STATED GOAL: Retype each of the items below exactly, omitting the pictures from your answer.

EXTRACTED DATA:
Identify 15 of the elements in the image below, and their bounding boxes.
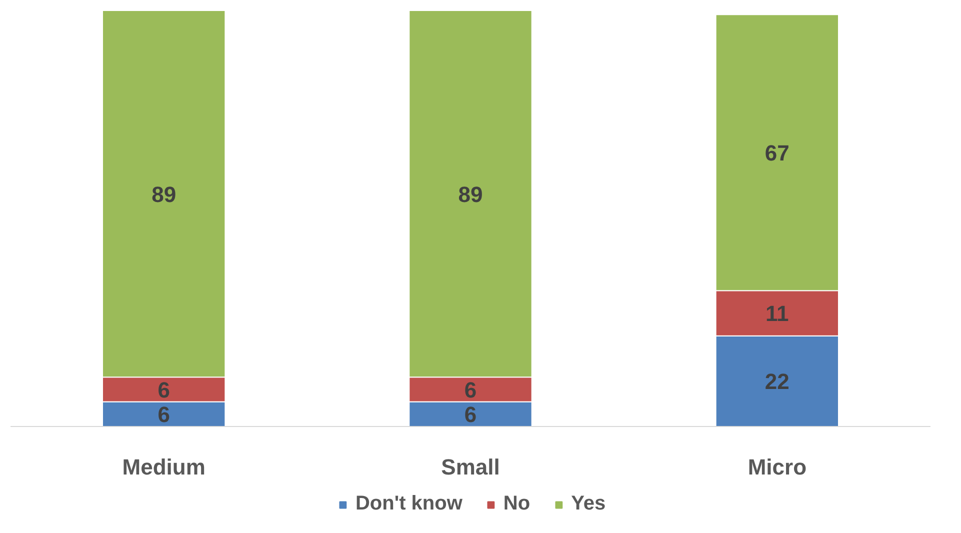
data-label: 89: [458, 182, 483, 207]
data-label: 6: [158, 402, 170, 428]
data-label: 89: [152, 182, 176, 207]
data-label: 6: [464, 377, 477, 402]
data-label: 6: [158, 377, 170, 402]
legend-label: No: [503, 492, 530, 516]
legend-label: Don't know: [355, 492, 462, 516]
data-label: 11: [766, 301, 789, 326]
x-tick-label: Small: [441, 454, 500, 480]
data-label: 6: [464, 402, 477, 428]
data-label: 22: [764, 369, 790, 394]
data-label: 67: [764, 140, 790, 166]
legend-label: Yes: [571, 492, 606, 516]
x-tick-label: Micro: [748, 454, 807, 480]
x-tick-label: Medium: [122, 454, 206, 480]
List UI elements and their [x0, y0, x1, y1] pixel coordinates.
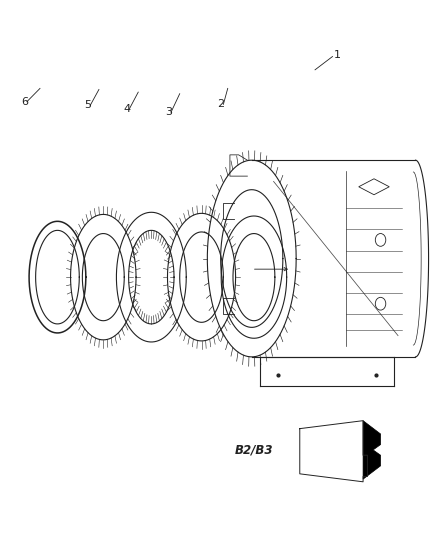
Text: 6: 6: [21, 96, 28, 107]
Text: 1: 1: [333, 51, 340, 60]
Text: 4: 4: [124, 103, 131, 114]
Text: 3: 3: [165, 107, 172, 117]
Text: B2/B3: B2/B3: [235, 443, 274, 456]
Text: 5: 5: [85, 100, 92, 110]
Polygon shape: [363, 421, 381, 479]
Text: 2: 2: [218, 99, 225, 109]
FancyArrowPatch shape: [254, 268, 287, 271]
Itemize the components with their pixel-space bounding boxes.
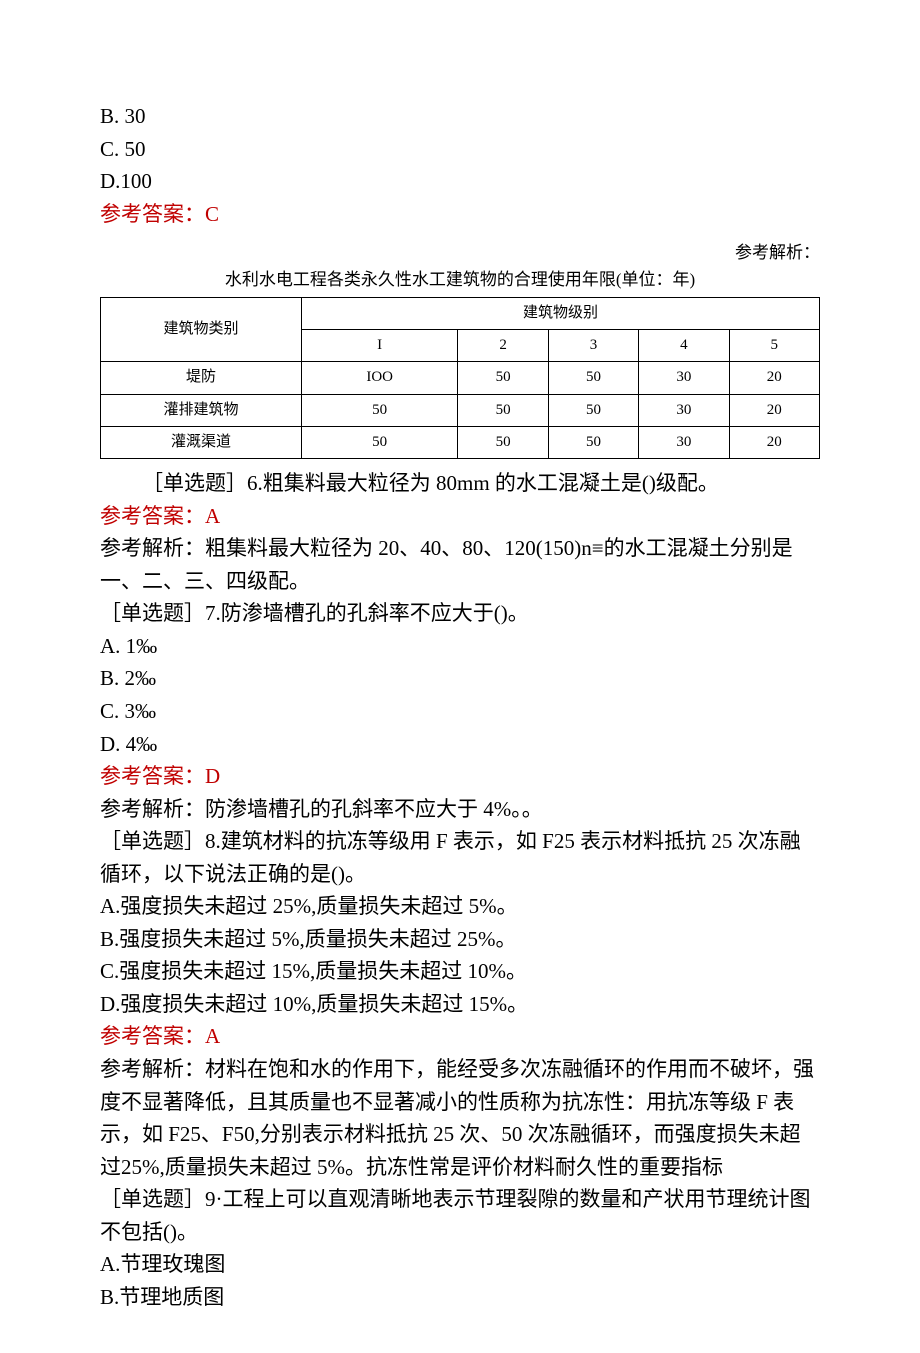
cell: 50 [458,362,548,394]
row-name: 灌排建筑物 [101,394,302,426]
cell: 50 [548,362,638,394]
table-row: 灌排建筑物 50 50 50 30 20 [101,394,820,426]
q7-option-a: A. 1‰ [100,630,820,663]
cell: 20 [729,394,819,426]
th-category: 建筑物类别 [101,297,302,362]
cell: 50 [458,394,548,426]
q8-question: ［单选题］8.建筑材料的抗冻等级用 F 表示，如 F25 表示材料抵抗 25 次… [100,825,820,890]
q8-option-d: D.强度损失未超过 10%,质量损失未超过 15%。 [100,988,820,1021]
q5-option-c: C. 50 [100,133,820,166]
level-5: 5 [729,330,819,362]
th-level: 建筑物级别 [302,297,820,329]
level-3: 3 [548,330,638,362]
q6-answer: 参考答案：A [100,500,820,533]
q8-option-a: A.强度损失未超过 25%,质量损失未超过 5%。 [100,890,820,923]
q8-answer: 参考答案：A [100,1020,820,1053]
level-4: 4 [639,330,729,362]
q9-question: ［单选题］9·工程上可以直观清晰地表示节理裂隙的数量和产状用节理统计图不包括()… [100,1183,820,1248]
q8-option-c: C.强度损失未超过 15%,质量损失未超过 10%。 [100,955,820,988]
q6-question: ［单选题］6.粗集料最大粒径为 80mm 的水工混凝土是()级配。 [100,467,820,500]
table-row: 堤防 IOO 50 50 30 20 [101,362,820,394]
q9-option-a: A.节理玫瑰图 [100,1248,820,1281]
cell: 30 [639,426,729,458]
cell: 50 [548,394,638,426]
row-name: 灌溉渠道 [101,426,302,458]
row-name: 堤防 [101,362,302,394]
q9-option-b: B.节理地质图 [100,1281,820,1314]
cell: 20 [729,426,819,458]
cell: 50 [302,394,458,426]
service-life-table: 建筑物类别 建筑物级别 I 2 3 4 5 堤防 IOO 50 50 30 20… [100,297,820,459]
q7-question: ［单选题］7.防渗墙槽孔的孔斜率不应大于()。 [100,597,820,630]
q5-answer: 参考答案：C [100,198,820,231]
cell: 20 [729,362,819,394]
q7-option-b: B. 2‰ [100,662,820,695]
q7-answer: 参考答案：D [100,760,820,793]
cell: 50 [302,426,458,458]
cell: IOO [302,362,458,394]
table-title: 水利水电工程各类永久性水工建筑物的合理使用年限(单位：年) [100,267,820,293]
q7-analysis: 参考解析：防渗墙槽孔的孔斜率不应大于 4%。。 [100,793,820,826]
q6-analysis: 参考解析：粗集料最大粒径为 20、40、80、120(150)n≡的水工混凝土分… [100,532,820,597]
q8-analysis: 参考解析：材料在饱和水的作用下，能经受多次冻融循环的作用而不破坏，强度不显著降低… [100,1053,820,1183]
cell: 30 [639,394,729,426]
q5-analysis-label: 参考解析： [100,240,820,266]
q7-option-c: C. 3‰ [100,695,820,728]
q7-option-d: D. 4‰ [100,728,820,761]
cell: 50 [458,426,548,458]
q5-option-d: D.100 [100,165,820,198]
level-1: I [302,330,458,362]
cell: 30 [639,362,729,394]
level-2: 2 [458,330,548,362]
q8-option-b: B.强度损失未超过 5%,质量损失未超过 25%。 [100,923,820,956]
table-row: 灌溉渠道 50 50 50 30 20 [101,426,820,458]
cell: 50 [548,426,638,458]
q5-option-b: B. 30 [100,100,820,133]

RESPONSE FOR THIS EXERCISE:
Identify 15 of the elements in the image below, and their bounding boxes.
data-label: 89: [458, 182, 483, 207]
data-label: 6: [158, 402, 170, 428]
data-label: 89: [152, 182, 176, 207]
data-label: 6: [464, 377, 477, 402]
data-label: 6: [158, 377, 170, 402]
legend-label: No: [503, 492, 530, 516]
legend-label: Don't know: [355, 492, 462, 516]
data-label: 11: [766, 301, 789, 326]
x-tick-label: Small: [441, 454, 500, 480]
data-label: 6: [464, 402, 477, 428]
data-label: 22: [764, 369, 790, 394]
data-label: 67: [764, 140, 790, 166]
legend-label: Yes: [571, 492, 606, 516]
x-tick-label: Micro: [748, 454, 807, 480]
x-tick-label: Medium: [122, 454, 206, 480]
List UI elements and their [x0, y0, x1, y1] pixel coordinates.
Text: 6: 6: [21, 96, 28, 107]
Text: 1: 1: [333, 51, 340, 60]
Text: 4: 4: [124, 103, 131, 114]
Text: 3: 3: [165, 107, 172, 117]
Text: B2/B3: B2/B3: [235, 443, 274, 456]
Text: 5: 5: [85, 100, 92, 110]
Polygon shape: [363, 421, 381, 479]
Text: 2: 2: [218, 99, 225, 109]
FancyArrowPatch shape: [254, 268, 287, 271]
Itemize the components with their pixel-space bounding boxes.
cell: 50 [458,362,548,394]
row-name: 灌排建筑物 [101,394,302,426]
cell: 50 [548,362,638,394]
table-row: 灌排建筑物 50 50 50 30 20 [101,394,820,426]
q7-option-a: A. 1‰ [100,630,820,663]
cell: 20 [729,394,819,426]
th-category: 建筑物类别 [101,297,302,362]
cell: 50 [458,394,548,426]
q8-question: ［单选题］8.建筑材料的抗冻等级用 F 表示，如 F25 表示材料抵抗 25 次… [100,825,820,890]
q8-option-d: D.强度损失未超过 10%,质量损失未超过 15%。 [100,988,820,1021]
q5-option-c: C. 50 [100,133,820,166]
level-5: 5 [729,330,819,362]
th-level: 建筑物级别 [302,297,820,329]
level-3: 3 [548,330,638,362]
q6-answer: 参考答案：A [100,500,820,533]
q8-option-a: A.强度损失未超过 25%,质量损失未超过 5%。 [100,890,820,923]
q8-answer: 参考答案：A [100,1020,820,1053]
level-4: 4 [639,330,729,362]
q9-question: ［单选题］9·工程上可以直观清晰地表示节理裂隙的数量和产状用节理统计图不包括()… [100,1183,820,1248]
q8-option-c: C.强度损失未超过 15%,质量损失未超过 10%。 [100,955,820,988]
q6-question: ［单选题］6.粗集料最大粒径为 80mm 的水工混凝土是()级配。 [100,467,820,500]
table-row: 堤防 IOO 50 50 30 20 [101,362,820,394]
q9-option-a: A.节理玫瑰图 [100,1248,820,1281]
cell: 30 [639,426,729,458]
cell: 50 [548,394,638,426]
row-name: 灌溉渠道 [101,426,302,458]
row-name: 堤防 [101,362,302,394]
q9-option-b: B.节理地质图 [100,1281,820,1314]
cell: 20 [729,426,819,458]
cell: 50 [302,394,458,426]
service-life-table: 建筑物类别 建筑物级别 I 2 3 4 5 堤防 IOO 50 50 30 20… [100,297,820,459]
q7-question: ［单选题］7.防渗墙槽孔的孔斜率不应大于()。 [100,597,820,630]
q5-answer: 参考答案：C [100,198,820,231]
cell: 20 [729,362,819,394]
q7-option-b: B. 2‰ [100,662,820,695]
q7-answer: 参考答案：D [100,760,820,793]
cell: 50 [302,426,458,458]
cell: IOO [302,362,458,394]
table-title: 水利水电工程各类永久性水工建筑物的合理使用年限(单位：年) [100,267,820,293]
q7-analysis: 参考解析：防渗墙槽孔的孔斜率不应大于 4%。。 [100,793,820,826]
q6-analysis: 参考解析：粗集料最大粒径为 20、40、80、120(150)n≡的水工混凝土分… [100,532,820,597]
q8-analysis: 参考解析：材料在饱和水的作用下，能经受多次冻融循环的作用而不破坏，强度不显著降低… [100,1053,820,1183]
cell: 30 [639,394,729,426]
q5-analysis-label: 参考解析： [100,240,820,266]
q7-option-c: C. 3‰ [100,695,820,728]
q7-option-d: D. 4‰ [100,728,820,761]
cell: 50 [458,426,548,458]
q5-option-d: D.100 [100,165,820,198]
level-1: I [302,330,458,362]
cell: 30 [639,362,729,394]
level-2: 2 [458,330,548,362]
q8-option-b: B.强度损失未超过 5%,质量损失未超过 25%。 [100,923,820,956]
table-row: 灌溉渠道 50 50 50 30 20 [101,426,820,458]
cell: 50 [548,426,638,458]
q5-option-b: B. 30 [100,100,820,133]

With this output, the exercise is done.